Work to complete – Copy the records from the first line through the line containing "Bar [87,77,109,219]", and change every "FancyBboxPatch shape" to "Rounded box". Leave everything else unchanged.

Information provided –
• • •

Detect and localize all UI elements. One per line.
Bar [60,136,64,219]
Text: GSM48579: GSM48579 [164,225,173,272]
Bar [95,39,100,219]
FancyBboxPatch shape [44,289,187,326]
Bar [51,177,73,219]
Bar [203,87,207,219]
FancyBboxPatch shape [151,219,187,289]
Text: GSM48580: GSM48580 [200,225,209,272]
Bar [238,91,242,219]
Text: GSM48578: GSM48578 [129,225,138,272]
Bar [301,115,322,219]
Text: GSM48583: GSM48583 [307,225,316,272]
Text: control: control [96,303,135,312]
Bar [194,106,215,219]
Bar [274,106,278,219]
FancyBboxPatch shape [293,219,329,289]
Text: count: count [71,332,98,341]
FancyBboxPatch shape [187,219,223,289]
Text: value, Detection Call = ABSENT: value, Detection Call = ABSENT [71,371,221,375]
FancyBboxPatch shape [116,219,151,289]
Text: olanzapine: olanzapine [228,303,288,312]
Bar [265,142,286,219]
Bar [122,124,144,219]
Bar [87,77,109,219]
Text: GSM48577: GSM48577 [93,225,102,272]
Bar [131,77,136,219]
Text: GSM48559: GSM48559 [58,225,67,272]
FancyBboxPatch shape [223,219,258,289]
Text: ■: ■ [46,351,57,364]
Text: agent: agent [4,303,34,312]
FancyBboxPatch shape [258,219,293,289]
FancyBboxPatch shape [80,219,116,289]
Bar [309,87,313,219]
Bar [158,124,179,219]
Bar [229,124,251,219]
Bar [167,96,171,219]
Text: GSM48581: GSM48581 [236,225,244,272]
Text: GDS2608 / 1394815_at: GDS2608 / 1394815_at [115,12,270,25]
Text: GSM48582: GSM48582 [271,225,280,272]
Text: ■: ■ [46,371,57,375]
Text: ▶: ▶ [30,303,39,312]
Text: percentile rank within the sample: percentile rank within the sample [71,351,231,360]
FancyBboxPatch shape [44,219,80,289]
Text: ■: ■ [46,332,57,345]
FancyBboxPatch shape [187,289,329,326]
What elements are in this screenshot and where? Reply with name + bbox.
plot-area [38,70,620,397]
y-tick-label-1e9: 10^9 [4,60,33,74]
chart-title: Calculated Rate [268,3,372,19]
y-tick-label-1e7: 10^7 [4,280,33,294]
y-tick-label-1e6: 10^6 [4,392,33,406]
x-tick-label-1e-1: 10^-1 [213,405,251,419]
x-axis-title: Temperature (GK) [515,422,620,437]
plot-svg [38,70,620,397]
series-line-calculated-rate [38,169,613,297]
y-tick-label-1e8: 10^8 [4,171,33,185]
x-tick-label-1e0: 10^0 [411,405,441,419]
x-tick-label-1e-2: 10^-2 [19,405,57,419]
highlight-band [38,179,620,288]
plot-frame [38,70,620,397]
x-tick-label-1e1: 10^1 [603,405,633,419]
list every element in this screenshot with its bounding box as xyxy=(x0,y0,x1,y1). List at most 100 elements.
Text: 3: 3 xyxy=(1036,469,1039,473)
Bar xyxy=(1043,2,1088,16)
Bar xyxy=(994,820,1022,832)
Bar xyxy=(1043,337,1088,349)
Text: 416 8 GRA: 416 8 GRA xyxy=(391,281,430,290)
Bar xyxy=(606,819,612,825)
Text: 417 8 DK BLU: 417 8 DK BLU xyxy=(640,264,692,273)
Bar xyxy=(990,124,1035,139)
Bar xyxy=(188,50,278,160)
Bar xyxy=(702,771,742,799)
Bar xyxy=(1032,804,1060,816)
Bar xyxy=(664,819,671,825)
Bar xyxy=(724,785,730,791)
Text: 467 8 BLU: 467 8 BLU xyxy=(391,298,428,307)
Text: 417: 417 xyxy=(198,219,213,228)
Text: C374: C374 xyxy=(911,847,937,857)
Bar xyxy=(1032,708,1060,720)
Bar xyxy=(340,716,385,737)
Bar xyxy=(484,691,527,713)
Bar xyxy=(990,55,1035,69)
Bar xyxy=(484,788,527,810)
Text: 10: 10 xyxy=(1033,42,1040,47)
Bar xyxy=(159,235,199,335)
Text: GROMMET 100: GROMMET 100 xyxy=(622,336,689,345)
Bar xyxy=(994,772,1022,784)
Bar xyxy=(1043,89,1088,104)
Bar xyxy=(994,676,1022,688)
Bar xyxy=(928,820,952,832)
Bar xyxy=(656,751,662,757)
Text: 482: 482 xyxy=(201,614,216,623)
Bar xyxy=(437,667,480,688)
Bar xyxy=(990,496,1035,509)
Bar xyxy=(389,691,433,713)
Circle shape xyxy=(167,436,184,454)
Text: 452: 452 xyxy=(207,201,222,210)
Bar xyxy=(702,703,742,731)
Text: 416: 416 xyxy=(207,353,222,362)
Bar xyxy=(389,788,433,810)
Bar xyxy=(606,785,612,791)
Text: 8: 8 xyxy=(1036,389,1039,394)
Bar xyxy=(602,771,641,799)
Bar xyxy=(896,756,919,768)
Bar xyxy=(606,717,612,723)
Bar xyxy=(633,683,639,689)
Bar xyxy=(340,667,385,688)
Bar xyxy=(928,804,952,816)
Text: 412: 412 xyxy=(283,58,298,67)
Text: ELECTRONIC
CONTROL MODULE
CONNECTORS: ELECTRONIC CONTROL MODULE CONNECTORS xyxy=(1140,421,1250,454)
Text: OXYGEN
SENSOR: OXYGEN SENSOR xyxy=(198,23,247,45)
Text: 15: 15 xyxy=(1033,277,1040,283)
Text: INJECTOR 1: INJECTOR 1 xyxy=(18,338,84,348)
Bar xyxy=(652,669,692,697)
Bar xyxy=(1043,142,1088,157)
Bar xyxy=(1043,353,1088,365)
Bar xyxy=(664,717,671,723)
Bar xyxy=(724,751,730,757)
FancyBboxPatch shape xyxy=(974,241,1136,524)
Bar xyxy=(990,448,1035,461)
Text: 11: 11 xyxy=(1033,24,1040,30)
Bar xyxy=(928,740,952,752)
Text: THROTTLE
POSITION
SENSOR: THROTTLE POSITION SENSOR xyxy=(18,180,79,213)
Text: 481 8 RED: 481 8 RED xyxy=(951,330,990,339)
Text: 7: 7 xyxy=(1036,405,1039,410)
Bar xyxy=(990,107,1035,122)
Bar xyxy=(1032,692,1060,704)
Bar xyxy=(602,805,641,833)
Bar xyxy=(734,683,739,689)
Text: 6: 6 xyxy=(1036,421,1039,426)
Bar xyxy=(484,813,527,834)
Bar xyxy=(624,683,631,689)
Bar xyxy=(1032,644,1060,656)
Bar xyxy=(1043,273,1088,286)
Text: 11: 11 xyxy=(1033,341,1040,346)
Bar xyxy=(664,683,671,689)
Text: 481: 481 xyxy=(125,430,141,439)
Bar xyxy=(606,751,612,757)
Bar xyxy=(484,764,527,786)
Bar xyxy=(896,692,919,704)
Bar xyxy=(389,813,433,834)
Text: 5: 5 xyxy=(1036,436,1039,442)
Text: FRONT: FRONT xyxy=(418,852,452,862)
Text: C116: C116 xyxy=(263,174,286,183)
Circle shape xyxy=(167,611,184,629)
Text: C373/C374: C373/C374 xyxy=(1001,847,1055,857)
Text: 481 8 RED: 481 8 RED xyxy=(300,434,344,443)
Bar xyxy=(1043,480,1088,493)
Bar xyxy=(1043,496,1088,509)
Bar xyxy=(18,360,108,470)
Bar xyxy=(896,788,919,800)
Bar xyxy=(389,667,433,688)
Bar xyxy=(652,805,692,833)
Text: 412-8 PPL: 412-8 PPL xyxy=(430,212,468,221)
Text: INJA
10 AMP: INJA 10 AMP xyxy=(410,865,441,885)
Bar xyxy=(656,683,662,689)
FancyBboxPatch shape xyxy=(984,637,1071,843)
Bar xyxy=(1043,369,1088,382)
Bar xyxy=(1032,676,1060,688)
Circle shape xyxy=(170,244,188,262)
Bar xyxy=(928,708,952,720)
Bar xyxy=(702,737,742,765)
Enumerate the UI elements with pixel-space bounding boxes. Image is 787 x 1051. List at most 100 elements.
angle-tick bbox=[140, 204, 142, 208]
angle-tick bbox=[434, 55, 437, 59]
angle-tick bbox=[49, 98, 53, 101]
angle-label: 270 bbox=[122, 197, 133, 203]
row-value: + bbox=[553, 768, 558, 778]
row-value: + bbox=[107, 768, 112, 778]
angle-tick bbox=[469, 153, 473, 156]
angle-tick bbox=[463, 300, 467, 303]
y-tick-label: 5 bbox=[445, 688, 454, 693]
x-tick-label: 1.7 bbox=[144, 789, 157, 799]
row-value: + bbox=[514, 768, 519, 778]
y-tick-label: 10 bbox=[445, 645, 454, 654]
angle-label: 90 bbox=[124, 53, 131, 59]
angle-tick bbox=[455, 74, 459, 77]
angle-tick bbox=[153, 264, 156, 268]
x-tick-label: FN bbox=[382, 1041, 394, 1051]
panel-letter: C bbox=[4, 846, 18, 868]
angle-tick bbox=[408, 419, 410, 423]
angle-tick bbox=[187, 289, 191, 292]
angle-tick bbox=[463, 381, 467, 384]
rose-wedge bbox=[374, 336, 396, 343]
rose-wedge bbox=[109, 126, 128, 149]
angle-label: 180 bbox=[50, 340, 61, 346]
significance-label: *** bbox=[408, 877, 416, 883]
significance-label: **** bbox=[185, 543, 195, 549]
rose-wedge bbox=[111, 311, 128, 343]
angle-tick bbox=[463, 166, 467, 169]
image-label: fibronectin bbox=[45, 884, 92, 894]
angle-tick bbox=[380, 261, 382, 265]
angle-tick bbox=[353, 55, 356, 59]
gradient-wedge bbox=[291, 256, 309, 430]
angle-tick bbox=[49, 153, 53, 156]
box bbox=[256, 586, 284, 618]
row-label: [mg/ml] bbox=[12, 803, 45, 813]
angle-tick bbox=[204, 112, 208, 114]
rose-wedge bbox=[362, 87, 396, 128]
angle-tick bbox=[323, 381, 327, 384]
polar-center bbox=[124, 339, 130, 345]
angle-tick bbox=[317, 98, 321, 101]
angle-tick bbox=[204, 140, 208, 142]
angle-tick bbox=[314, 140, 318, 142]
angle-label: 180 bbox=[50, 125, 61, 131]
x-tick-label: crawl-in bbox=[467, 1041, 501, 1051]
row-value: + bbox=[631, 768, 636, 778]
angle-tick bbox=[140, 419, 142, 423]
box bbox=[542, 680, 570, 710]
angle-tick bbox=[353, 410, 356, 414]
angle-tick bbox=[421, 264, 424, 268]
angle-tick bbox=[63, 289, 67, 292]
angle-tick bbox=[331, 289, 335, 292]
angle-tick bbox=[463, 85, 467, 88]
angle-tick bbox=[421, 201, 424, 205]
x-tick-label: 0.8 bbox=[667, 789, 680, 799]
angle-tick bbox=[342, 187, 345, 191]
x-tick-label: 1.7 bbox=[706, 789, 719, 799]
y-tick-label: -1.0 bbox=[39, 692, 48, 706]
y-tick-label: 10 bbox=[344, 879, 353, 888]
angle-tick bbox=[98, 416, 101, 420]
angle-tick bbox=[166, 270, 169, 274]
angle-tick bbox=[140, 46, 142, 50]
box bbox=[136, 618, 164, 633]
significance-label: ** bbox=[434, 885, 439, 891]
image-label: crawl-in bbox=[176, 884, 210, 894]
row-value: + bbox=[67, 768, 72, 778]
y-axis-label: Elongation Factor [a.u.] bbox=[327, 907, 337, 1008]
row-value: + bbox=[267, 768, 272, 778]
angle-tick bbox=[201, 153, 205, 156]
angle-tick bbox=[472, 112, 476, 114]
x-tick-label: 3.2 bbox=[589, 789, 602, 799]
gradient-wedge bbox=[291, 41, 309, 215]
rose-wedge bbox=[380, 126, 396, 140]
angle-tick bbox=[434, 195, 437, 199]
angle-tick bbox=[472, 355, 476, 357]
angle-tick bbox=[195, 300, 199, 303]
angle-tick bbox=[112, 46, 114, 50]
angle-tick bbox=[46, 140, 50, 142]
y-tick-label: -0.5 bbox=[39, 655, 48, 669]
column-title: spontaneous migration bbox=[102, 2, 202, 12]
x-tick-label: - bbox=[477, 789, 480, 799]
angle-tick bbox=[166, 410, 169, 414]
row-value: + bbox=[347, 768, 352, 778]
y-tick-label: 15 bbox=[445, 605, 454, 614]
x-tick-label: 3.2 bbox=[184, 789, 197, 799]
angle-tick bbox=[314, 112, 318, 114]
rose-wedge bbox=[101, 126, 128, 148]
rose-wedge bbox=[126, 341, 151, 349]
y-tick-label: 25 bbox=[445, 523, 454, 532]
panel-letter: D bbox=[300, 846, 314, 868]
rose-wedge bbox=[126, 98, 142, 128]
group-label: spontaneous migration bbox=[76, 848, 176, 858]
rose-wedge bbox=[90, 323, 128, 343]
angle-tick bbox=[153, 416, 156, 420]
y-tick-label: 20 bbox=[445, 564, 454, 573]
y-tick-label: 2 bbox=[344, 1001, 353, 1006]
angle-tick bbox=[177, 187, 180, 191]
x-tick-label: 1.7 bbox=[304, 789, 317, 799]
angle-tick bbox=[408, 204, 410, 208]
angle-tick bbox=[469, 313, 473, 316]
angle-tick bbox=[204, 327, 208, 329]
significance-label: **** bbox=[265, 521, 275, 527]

• • •

Response below –
Detect and localize all UI elements. One per line.
Bar [60,136,64,219]
Text: GSM48579: GSM48579 [164,225,173,272]
Bar [95,39,100,219]
Rounded box [44,289,187,326]
Bar [51,177,73,219]
Bar [203,87,207,219]
Rounded box [151,219,187,289]
Text: GSM48580: GSM48580 [200,225,209,272]
Bar [238,91,242,219]
Text: GSM48578: GSM48578 [129,225,138,272]
Bar [301,115,322,219]
Text: GSM48583: GSM48583 [307,225,316,272]
Text: control: control [96,303,135,312]
Bar [194,106,215,219]
Bar [274,106,278,219]
Rounded box [293,219,329,289]
Text: count: count [71,332,98,341]
Rounded box [187,219,223,289]
Text: value, Detection Call = ABSENT: value, Detection Call = ABSENT [71,371,221,375]
Rounded box [116,219,151,289]
Text: olanzapine: olanzapine [228,303,288,312]
Bar [265,142,286,219]
Bar [122,124,144,219]
Bar [87,77,109,219]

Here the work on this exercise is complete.